▶

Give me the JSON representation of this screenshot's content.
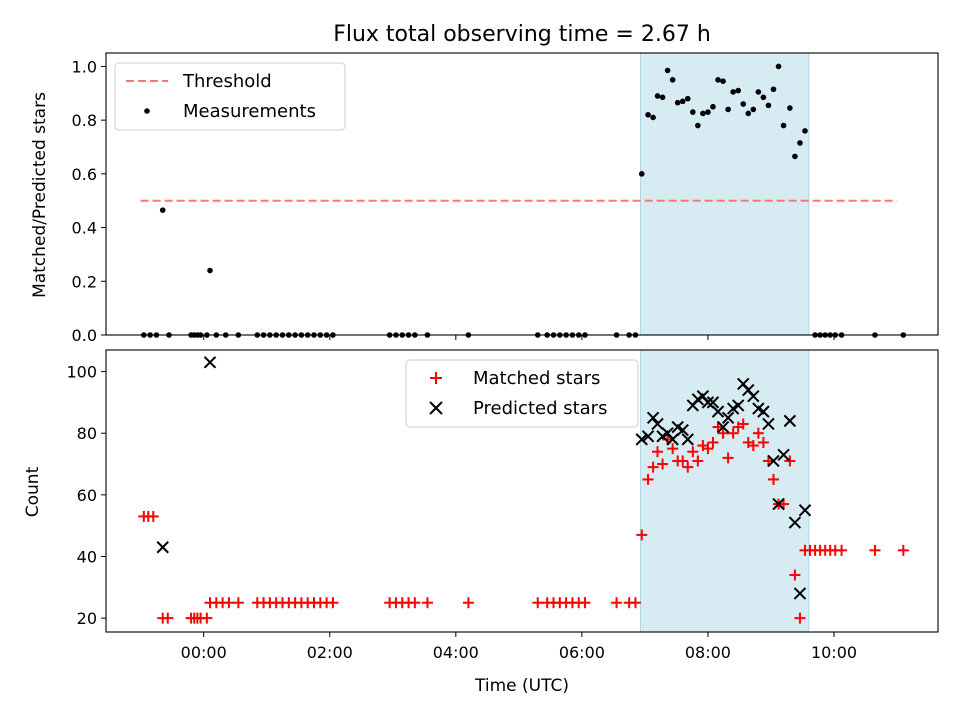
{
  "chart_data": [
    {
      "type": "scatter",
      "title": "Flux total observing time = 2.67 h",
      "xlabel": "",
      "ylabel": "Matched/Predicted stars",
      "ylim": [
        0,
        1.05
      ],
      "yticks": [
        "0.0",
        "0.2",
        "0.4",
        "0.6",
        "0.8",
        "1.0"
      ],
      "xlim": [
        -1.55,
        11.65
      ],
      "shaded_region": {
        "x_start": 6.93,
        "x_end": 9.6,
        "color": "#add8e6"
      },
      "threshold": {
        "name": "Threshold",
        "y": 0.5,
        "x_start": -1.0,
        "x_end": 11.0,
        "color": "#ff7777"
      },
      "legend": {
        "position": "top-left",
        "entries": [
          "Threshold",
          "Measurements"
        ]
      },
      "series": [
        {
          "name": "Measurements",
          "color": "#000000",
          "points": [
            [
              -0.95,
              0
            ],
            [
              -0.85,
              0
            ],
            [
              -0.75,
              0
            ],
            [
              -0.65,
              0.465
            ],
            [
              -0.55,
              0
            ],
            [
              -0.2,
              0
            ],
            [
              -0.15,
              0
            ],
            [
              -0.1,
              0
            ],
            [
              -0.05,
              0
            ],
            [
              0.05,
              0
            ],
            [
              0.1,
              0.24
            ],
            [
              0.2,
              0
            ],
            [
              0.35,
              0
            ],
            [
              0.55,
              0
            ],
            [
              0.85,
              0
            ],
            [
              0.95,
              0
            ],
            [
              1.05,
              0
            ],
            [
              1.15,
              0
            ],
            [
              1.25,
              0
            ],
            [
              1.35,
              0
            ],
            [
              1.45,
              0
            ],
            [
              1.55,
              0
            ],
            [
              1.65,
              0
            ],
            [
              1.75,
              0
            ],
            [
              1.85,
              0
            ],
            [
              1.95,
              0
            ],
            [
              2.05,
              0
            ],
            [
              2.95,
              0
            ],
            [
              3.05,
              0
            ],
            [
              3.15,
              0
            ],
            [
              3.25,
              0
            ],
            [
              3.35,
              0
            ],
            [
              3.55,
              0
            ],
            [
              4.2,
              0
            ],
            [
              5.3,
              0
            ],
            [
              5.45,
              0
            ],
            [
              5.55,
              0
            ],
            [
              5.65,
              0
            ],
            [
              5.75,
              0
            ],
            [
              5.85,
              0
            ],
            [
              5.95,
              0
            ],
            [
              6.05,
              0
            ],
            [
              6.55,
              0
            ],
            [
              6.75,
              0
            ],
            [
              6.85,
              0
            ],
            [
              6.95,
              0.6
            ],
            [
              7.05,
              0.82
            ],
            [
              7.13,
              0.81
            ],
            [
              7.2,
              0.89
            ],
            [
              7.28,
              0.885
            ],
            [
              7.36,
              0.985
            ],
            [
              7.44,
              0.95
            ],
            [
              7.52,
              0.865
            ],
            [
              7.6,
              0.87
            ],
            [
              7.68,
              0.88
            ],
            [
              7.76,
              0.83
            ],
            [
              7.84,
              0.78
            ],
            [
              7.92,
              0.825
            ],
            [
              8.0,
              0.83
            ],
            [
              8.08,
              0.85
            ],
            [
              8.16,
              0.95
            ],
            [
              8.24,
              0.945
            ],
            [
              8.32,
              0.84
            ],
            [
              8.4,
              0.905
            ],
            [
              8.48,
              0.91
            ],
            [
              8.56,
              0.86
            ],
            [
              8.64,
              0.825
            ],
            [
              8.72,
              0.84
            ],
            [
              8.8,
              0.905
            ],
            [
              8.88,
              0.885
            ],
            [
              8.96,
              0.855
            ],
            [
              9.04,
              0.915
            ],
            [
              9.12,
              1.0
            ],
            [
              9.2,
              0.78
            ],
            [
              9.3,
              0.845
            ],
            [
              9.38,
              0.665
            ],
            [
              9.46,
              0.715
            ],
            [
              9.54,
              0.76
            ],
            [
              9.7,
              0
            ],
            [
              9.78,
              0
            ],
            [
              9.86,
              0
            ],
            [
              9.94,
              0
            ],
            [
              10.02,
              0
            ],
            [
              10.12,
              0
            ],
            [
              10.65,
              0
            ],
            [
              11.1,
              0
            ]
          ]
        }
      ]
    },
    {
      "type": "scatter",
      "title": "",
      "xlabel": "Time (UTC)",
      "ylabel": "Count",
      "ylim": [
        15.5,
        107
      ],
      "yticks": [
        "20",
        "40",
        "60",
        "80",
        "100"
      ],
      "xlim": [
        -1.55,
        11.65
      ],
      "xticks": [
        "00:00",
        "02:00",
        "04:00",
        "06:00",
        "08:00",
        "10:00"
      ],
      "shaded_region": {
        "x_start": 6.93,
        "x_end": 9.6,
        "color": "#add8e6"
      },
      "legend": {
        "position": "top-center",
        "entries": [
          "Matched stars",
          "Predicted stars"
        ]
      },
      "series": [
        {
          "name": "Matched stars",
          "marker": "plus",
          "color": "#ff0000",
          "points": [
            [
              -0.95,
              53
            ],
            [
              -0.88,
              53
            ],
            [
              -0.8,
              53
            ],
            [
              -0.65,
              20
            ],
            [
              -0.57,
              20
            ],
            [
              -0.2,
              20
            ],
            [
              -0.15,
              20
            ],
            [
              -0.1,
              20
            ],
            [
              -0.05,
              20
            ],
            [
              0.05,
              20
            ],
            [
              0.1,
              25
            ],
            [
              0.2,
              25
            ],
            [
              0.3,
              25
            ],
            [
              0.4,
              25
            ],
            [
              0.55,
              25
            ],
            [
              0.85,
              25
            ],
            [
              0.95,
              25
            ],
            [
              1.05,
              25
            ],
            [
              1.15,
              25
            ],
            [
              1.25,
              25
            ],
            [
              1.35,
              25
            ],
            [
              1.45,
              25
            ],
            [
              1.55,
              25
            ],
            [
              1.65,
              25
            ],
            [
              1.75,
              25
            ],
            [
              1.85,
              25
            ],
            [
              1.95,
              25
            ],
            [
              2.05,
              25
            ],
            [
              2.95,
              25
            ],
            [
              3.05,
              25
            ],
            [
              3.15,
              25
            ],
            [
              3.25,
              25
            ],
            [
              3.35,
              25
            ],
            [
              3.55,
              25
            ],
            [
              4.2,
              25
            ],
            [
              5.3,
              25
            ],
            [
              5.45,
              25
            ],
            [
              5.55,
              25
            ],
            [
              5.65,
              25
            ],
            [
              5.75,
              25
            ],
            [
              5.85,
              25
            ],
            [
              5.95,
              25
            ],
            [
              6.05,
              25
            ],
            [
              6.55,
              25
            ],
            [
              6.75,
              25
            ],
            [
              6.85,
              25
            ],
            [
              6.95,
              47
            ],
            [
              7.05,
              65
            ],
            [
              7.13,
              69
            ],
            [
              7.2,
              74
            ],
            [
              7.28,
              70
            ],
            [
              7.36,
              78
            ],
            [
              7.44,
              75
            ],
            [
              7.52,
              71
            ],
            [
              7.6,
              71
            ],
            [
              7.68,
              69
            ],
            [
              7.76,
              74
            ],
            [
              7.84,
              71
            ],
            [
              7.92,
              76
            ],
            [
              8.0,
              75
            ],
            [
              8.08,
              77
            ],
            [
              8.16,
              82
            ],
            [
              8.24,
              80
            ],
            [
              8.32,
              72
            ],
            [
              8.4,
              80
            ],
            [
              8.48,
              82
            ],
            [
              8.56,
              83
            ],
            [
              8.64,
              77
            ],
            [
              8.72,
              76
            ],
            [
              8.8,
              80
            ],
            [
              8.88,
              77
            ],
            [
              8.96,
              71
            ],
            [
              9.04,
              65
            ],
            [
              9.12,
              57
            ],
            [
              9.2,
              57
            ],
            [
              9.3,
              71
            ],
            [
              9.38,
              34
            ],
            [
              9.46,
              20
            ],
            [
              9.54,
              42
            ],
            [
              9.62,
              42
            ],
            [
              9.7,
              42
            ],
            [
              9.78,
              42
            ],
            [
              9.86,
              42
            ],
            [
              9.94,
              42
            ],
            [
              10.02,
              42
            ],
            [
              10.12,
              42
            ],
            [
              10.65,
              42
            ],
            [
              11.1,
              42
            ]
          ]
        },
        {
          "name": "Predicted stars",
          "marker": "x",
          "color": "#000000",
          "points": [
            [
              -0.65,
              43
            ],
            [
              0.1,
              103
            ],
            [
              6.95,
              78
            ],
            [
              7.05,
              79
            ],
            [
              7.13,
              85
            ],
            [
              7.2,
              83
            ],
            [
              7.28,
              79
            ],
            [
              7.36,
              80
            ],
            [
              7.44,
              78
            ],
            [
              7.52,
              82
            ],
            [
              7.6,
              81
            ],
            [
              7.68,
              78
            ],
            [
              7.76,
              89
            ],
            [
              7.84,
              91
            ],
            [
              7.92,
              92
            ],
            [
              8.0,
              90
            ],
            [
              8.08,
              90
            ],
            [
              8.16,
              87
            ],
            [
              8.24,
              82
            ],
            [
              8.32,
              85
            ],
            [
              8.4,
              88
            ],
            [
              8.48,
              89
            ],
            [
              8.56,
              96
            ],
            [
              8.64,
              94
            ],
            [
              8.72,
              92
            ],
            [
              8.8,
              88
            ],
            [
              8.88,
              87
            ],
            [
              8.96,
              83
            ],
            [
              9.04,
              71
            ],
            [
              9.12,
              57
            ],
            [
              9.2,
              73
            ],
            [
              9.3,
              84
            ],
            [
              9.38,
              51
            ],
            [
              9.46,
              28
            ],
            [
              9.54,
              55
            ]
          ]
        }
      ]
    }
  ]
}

◀

-- THE PROBLEM --
Check every line of the records above for the string "ylabel" and say how many contain it, giving the number alone.

-- TASK SOLUTION --
2